Rewrite all of the records below, replacing every "x-tick-label" with "x-axis-label" and leaving everything else unchanged.
start
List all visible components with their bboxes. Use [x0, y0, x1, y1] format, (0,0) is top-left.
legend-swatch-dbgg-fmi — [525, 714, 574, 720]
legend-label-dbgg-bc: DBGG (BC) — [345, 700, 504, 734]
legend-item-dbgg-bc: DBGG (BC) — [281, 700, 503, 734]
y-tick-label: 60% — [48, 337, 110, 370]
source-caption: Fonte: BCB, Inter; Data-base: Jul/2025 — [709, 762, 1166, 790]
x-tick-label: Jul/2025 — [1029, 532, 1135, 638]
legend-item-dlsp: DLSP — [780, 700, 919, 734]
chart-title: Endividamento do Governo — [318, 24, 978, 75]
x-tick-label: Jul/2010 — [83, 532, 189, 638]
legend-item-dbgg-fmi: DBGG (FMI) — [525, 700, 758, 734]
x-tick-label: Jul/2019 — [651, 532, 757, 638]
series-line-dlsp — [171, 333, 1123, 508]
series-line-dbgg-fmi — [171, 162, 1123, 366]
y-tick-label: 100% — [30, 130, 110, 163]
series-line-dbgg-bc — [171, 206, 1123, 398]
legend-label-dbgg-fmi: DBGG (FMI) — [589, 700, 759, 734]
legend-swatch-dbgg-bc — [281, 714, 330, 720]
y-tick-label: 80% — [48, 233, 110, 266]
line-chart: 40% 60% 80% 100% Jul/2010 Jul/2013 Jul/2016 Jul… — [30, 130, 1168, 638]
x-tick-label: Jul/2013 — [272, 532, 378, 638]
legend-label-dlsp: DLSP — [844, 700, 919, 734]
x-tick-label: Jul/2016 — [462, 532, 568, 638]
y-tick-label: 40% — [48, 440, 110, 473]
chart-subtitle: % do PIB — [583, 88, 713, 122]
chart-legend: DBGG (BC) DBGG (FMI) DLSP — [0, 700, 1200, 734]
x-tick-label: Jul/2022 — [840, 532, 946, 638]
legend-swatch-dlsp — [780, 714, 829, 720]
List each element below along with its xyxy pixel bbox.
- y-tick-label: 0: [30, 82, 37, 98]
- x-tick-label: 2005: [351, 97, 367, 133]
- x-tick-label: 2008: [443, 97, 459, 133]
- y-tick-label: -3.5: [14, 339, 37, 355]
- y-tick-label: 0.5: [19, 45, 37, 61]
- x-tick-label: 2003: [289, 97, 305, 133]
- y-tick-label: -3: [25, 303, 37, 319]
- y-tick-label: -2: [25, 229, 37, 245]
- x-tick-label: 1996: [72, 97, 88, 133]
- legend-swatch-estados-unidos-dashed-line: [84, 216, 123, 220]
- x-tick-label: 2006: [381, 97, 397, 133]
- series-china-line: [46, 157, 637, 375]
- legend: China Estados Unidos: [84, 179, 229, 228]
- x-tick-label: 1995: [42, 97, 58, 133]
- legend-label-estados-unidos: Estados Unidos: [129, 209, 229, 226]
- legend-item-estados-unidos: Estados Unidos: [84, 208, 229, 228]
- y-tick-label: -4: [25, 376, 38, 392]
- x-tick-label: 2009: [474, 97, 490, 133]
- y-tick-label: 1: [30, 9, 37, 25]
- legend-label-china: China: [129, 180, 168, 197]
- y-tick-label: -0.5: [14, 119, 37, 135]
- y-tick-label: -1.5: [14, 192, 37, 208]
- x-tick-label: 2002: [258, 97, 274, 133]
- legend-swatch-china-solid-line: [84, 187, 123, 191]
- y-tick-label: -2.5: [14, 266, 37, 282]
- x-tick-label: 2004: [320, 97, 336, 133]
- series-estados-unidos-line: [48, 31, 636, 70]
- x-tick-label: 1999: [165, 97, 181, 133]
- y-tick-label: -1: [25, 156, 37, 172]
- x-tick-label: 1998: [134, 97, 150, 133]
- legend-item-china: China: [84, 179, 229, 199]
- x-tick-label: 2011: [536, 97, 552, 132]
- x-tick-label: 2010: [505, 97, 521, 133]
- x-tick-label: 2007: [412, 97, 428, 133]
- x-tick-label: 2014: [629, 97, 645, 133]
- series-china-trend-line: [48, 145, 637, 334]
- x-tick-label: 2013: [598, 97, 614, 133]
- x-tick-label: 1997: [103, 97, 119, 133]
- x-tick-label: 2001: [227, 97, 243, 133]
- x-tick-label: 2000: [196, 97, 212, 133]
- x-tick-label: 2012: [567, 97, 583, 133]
end
- SOLUTION TO THE EXERCISE
List all visible components with their bboxes. Use [x0, y0, x1, y1] format, (0,0) is top-left.
legend-swatch-dbgg-fmi — [525, 714, 574, 720]
legend-label-dbgg-bc: DBGG (BC) — [345, 700, 504, 734]
legend-item-dbgg-bc: DBGG (BC) — [281, 700, 503, 734]
y-tick-label: 60% — [48, 337, 110, 370]
source-caption: Fonte: BCB, Inter; Data-base: Jul/2025 — [709, 762, 1166, 790]
x-axis-label: Jul/2025 — [1029, 532, 1135, 638]
legend-item-dlsp: DLSP — [780, 700, 919, 734]
chart-title: Endividamento do Governo — [318, 24, 978, 75]
x-axis-label: Jul/2010 — [83, 532, 189, 638]
legend-item-dbgg-fmi: DBGG (FMI) — [525, 700, 758, 734]
x-axis-label: Jul/2019 — [651, 532, 757, 638]
series-line-dlsp — [171, 333, 1123, 508]
series-line-dbgg-fmi — [171, 162, 1123, 366]
y-tick-label: 100% — [30, 130, 110, 163]
series-line-dbgg-bc — [171, 206, 1123, 398]
legend-label-dbgg-fmi: DBGG (FMI) — [589, 700, 759, 734]
legend-swatch-dbgg-bc — [281, 714, 330, 720]
y-tick-label: 80% — [48, 233, 110, 266]
line-chart: 40% 60% 80% 100% Jul/2010 Jul/2013 Jul/2016 Jul… — [30, 130, 1168, 638]
x-axis-label: Jul/2013 — [272, 532, 378, 638]
legend-label-dlsp: DLSP — [844, 700, 919, 734]
x-axis-label: Jul/2016 — [462, 532, 568, 638]
y-tick-label: 40% — [48, 440, 110, 473]
chart-subtitle: % do PIB — [583, 88, 713, 122]
chart-legend: DBGG (BC) DBGG (FMI) DLSP — [0, 700, 1200, 734]
x-axis-label: Jul/2022 — [840, 532, 946, 638]
legend-swatch-dlsp — [780, 714, 829, 720]
List each element below along with its xyxy pixel bbox.
- y-tick-label: 0: [30, 82, 37, 98]
- x-axis-label: 2005: [351, 97, 367, 133]
- x-axis-label: 2008: [443, 97, 459, 133]
- y-tick-label: -3.5: [14, 339, 37, 355]
- y-tick-label: 0.5: [19, 45, 37, 61]
- x-axis-label: 2003: [289, 97, 305, 133]
- y-tick-label: -3: [25, 303, 37, 319]
- y-tick-label: -2: [25, 229, 37, 245]
- x-axis-label: 1996: [72, 97, 88, 133]
- legend-swatch-estados-unidos-dashed-line: [84, 216, 123, 220]
- x-axis-label: 2006: [381, 97, 397, 133]
- series-china-line: [46, 157, 637, 375]
- legend: China Estados Unidos: [84, 179, 229, 228]
- x-axis-label: 1995: [42, 97, 58, 133]
- legend-label-estados-unidos: Estados Unidos: [129, 209, 229, 226]
- legend-item-estados-unidos: Estados Unidos: [84, 208, 229, 228]
- y-tick-label: -4: [25, 376, 38, 392]
- x-axis-label: 2009: [474, 97, 490, 133]
- y-tick-label: 1: [30, 9, 37, 25]
- legend-label-china: China: [129, 180, 168, 197]
- y-tick-label: -0.5: [14, 119, 37, 135]
- y-tick-label: -1.5: [14, 192, 37, 208]
- x-axis-label: 2002: [258, 97, 274, 133]
- legend-swatch-china-solid-line: [84, 187, 123, 191]
- y-tick-label: -2.5: [14, 266, 37, 282]
- x-axis-label: 2004: [320, 97, 336, 133]
- series-estados-unidos-line: [48, 31, 636, 70]
- x-axis-label: 1999: [165, 97, 181, 133]
- y-tick-label: -1: [25, 156, 37, 172]
- x-axis-label: 1998: [134, 97, 150, 133]
- legend-item-china: China: [84, 179, 229, 199]
- x-axis-label: 2011: [536, 97, 552, 132]
- x-axis-label: 2010: [505, 97, 521, 133]
- x-axis-label: 2007: [412, 97, 428, 133]
- x-axis-label: 2014: [629, 97, 645, 133]
- series-china-trend-line: [48, 145, 637, 334]
- x-axis-label: 2013: [598, 97, 614, 133]
- x-axis-label: 1997: [103, 97, 119, 133]
- x-axis-label: 2001: [227, 97, 243, 133]
- x-axis-label: 2000: [196, 97, 212, 133]
- x-axis-label: 2012: [567, 97, 583, 133]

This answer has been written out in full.